YOUR GOAL - Provide nothing but the number of lines containing the string "PVDF".

GIVEN ENTRIES -
= = = = = = =

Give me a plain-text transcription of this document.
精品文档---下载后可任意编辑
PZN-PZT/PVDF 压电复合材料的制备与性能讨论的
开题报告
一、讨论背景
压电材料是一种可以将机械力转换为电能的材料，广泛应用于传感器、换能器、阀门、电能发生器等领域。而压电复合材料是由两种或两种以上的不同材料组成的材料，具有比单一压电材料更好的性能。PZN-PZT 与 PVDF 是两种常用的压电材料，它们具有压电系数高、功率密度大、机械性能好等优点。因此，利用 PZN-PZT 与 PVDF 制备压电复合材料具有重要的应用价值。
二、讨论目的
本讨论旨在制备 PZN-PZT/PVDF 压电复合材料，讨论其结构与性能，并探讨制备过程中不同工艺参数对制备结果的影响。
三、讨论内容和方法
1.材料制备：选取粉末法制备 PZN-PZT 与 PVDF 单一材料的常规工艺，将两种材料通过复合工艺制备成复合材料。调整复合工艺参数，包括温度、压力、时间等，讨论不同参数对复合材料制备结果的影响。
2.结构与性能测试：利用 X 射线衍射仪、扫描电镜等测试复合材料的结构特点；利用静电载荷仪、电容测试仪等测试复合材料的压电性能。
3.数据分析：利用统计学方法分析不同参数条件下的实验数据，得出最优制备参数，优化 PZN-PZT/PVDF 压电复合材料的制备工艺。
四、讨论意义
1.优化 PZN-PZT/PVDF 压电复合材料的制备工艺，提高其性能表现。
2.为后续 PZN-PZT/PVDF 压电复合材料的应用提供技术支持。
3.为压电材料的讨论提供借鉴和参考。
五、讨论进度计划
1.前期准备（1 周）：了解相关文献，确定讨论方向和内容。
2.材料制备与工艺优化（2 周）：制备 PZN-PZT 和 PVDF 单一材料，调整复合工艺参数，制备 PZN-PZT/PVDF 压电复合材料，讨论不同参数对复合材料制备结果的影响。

= = = = = = =

RESULT - 8